● **To do**: Transcribe all of the material exactly, except for its pictures.

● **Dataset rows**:
:::

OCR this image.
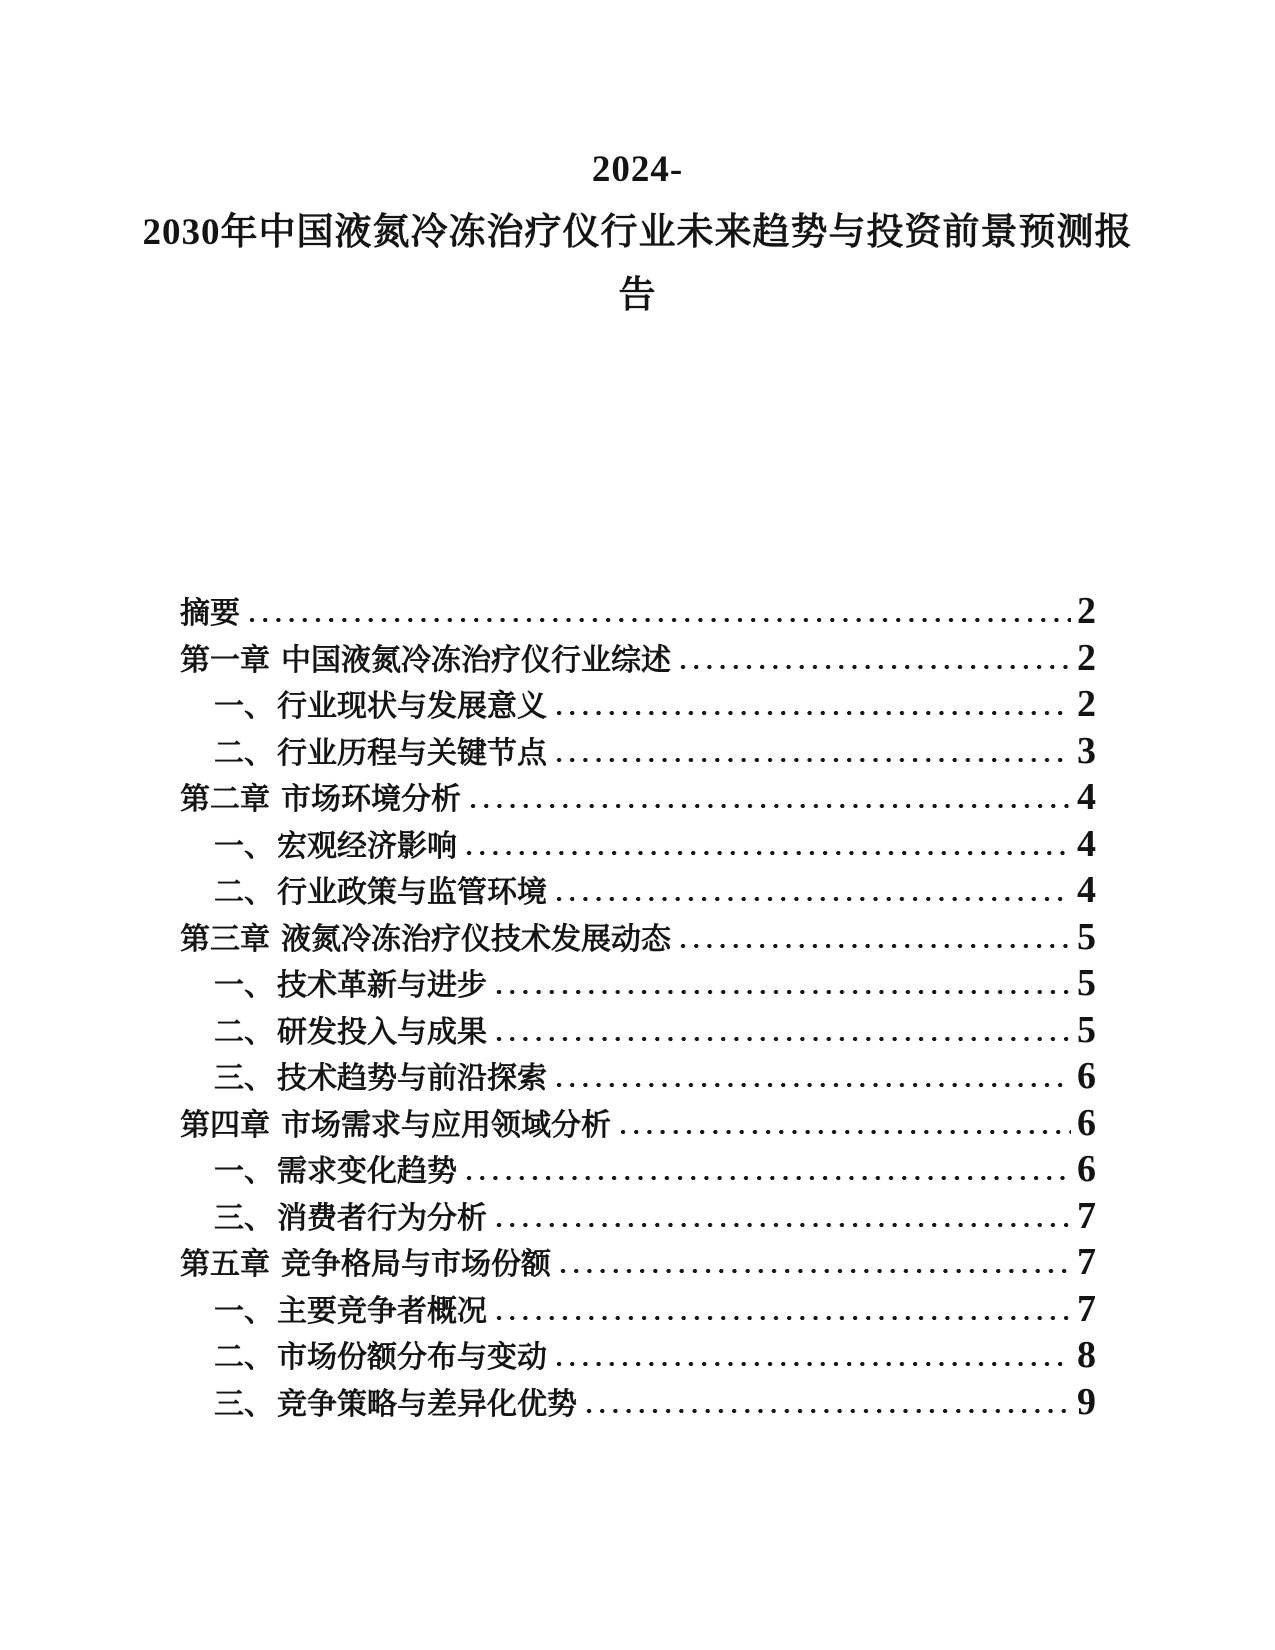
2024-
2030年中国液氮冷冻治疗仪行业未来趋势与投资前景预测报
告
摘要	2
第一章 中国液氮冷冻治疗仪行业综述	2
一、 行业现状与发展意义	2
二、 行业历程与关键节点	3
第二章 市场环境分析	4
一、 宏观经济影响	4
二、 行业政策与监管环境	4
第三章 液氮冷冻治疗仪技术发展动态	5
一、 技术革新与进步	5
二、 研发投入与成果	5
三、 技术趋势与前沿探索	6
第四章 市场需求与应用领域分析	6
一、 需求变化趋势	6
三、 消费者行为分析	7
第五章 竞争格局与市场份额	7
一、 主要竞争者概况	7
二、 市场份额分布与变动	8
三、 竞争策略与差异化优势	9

:::

● **Problem solution**:
OCR this image.
2024-
2030年中国液氮冷冻治疗仪行业未来趋势与投资前景预测报
告
摘要	2
第一章 中国液氮冷冻治疗仪行业综述	2
一、 行业现状与发展意义	2
二、 行业历程与关键节点	3
第二章 市场环境分析	4
一、 宏观经济影响	4
二、 行业政策与监管环境	4
第三章 液氮冷冻治疗仪技术发展动态	5
一、 技术革新与进步	5
二、 研发投入与成果	5
三、 技术趋势与前沿探索	6
第四章 市场需求与应用领域分析	6
一、 需求变化趋势	6
三、 消费者行为分析	7
第五章 竞争格局与市场份额	7
一、 主要竞争者概况	7
二、 市场份额分布与变动	8
三、 竞争策略与差异化优势	9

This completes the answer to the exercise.